JOB: Retype the material below. Keep every word exactly as it is.

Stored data

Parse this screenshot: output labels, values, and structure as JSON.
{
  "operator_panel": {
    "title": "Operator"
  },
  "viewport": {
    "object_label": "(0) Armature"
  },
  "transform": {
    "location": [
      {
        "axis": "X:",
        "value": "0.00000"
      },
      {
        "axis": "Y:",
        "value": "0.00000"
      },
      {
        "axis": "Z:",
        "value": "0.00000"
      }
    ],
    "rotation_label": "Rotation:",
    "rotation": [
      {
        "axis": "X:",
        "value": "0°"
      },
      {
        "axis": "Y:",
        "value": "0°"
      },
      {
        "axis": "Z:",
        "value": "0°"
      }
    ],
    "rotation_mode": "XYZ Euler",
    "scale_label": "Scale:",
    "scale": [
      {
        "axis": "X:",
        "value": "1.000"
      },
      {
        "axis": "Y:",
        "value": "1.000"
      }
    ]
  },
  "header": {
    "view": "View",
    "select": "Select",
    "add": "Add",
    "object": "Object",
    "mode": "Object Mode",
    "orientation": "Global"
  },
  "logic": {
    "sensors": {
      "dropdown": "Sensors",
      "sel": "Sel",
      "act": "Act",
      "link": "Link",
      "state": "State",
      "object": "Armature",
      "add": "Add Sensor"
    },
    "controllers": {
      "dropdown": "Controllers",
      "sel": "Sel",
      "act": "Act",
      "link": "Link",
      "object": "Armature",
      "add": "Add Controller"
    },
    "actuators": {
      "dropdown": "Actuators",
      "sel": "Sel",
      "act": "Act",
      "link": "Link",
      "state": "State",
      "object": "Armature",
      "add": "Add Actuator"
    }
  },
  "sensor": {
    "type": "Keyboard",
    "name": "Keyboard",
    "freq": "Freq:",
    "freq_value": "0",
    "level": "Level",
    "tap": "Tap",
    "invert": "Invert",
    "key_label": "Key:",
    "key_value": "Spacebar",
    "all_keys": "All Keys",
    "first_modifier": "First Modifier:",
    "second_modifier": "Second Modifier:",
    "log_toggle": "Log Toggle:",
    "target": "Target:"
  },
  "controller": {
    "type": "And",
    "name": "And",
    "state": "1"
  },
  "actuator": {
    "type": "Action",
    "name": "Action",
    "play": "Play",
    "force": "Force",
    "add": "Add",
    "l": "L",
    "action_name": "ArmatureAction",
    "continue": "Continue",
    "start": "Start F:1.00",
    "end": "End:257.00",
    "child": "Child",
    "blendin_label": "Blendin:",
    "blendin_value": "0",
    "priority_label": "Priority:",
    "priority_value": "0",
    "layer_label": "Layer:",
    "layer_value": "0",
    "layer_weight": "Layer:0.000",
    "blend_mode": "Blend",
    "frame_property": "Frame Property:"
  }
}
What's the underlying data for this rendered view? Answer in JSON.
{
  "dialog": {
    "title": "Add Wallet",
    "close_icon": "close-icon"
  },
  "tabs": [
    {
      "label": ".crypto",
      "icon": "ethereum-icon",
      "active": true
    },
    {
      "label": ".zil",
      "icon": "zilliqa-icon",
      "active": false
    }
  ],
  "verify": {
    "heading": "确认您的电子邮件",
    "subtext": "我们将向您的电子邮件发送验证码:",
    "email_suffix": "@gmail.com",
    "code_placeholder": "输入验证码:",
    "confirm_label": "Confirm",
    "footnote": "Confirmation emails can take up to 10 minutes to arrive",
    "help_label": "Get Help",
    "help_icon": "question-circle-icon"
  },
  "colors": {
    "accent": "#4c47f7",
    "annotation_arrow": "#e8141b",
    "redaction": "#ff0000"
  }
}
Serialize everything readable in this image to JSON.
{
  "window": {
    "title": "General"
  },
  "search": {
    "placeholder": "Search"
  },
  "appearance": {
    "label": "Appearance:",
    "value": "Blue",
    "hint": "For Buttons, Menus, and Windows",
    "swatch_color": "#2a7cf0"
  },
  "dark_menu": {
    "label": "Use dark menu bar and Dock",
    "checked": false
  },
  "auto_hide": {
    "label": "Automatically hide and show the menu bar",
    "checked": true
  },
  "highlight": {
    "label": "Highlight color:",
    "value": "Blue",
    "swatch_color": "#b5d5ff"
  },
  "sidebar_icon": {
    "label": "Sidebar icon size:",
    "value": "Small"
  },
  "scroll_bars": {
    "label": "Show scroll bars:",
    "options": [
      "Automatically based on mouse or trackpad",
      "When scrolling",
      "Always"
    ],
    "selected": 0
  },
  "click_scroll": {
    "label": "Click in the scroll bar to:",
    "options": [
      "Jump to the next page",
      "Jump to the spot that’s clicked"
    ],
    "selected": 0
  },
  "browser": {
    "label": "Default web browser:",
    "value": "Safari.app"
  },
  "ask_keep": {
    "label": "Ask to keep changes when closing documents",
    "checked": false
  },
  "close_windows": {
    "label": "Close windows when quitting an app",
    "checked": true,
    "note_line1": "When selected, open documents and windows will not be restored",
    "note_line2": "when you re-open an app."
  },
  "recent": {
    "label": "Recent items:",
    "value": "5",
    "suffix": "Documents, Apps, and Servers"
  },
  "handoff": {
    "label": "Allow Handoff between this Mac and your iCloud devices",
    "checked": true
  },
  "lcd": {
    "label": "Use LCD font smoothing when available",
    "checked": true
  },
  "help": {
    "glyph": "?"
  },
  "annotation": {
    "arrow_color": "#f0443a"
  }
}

EXERCISE ANSWER:
Parse this screenshot: output labels, values, and structure as JSON.
{
  "operator_panel": {
    "title": "Operator"
  },
  "viewport": {
    "object_label": "(0) Armature"
  },
  "transform": {
    "location": [
      {
        "axis": "X:",
        "value": "0.00000"
      },
      {
        "axis": "Y:",
        "value": "0.00000"
      },
      {
        "axis": "Z:",
        "value": "0.00000"
      }
    ],
    "rotation_label": "Rotation:",
    "rotation": [
      {
        "axis": "X:",
        "value": "0°"
      },
      {
        "axis": "Y:",
        "value": "0°"
      },
      {
        "axis": "Z:",
        "value": "0°"
      }
    ],
    "rotation_mode": "XYZ Euler",
    "scale_label": "Scale:",
    "scale": [
      {
        "axis": "X:",
        "value": "1.000"
      },
      {
        "axis": "Y:",
        "value": "1.000"
      }
    ]
  },
  "header": {
    "view": "View",
    "select": "Select",
    "add": "Add",
    "object": "Object",
    "mode": "Object Mode",
    "orientation": "Global"
  },
  "logic": {
    "sensors": {
      "dropdown": "Sensors",
      "sel": "Sel",
      "act": "Act",
      "link": "Link",
      "state": "State",
      "object": "Armature",
      "add": "Add Sensor"
    },
    "controllers": {
      "dropdown": "Controllers",
      "sel": "Sel",
      "act": "Act",
      "link": "Link",
      "object": "Armature",
      "add": "Add Controller"
    },
    "actuators": {
      "dropdown": "Actuators",
      "sel": "Sel",
      "act": "Act",
      "link": "Link",
      "state": "State",
      "object": "Armature",
      "add": "Add Actuator"
    }
  },
  "sensor": {
    "type": "Keyboard",
    "name": "Keyboard",
    "freq": "Freq:",
    "freq_value": "0",
    "level": "Level",
    "tap": "Tap",
    "invert": "Invert",
    "key_label": "Key:",
    "key_value": "Spacebar",
    "all_keys": "All Keys",
    "first_modifier": "First Modifier:",
    "second_modifier": "Second Modifier:",
    "log_toggle": "Log Toggle:",
    "target": "Target:"
  },
  "controller": {
    "type": "And",
    "name": "And",
    "state": "1"
  },
  "actuator": {
    "type": "Action",
    "name": "Action",
    "play": "Play",
    "force": "Force",
    "add": "Add",
    "l": "L",
    "action_name": "ArmatureAction",
    "continue": "Continue",
    "start": "Start F:1.00",
    "end": "End:257.00",
    "child": "Child",
    "blendin_label": "Blendin:",
    "blendin_value": "0",
    "priority_label": "Priority:",
    "priority_value": "0",
    "layer_label": "Layer:",
    "layer_value": "0",
    "layer_weight": "Layer:0.000",
    "blend_mode": "Blend",
    "frame_property": "Frame Property:"
  }
}
What's the underlying data for this rendered view? Answer in JSON.
{
  "dialog": {
    "title": "Add Wallet",
    "close_icon": "close-icon"
  },
  "tabs": [
    {
      "label": ".crypto",
      "icon": "ethereum-icon",
      "active": true
    },
    {
      "label": ".zil",
      "icon": "zilliqa-icon",
      "active": false
    }
  ],
  "verify": {
    "heading": "确认您的电子邮件",
    "subtext": "我们将向您的电子邮件发送验证码:",
    "email_suffix": "@gmail.com",
    "code_placeholder": "输入验证码:",
    "confirm_label": "Confirm",
    "footnote": "Confirmation emails can take up to 10 minutes to arrive",
    "help_label": "Get Help",
    "help_icon": "question-circle-icon"
  },
  "colors": {
    "accent": "#4c47f7",
    "annotation_arrow": "#e8141b",
    "redaction": "#ff0000"
  }
}
Serialize everything readable in this image to JSON.
{
  "window": {
    "title": "General"
  },
  "search": {
    "placeholder": "Search"
  },
  "appearance": {
    "label": "Appearance:",
    "value": "Blue",
    "hint": "For Buttons, Menus, and Windows",
    "swatch_color": "#2a7cf0"
  },
  "dark_menu": {
    "label": "Use dark menu bar and Dock",
    "checked": false
  },
  "auto_hide": {
    "label": "Automatically hide and show the menu bar",
    "checked": true
  },
  "highlight": {
    "label": "Highlight color:",
    "value": "Blue",
    "swatch_color": "#b5d5ff"
  },
  "sidebar_icon": {
    "label": "Sidebar icon size:",
    "value": "Small"
  },
  "scroll_bars": {
    "label": "Show scroll bars:",
    "options": [
      "Automatically based on mouse or trackpad",
      "When scrolling",
      "Always"
    ],
    "selected": 0
  },
  "click_scroll": {
    "label": "Click in the scroll bar to:",
    "options": [
      "Jump to the next page",
      "Jump to the spot that’s clicked"
    ],
    "selected": 0
  },
  "browser": {
    "label": "Default web browser:",
    "value": "Safari.app"
  },
  "ask_keep": {
    "label": "Ask to keep changes when closing documents",
    "checked": false
  },
  "close_windows": {
    "label": "Close windows when quitting an app",
    "checked": true,
    "note_line1": "When selected, open documents and windows will not be restored",
    "note_line2": "when you re-open an app."
  },
  "recent": {
    "label": "Recent items:",
    "value": "5",
    "suffix": "Documents, Apps, and Servers"
  },
  "handoff": {
    "label": "Allow Handoff between this Mac and your iCloud devices",
    "checked": true
  },
  "lcd": {
    "label": "Use LCD font smoothing when available",
    "checked": true
  },
  "help": {
    "glyph": "?"
  },
  "annotation": {
    "arrow_color": "#f0443a"
  }
}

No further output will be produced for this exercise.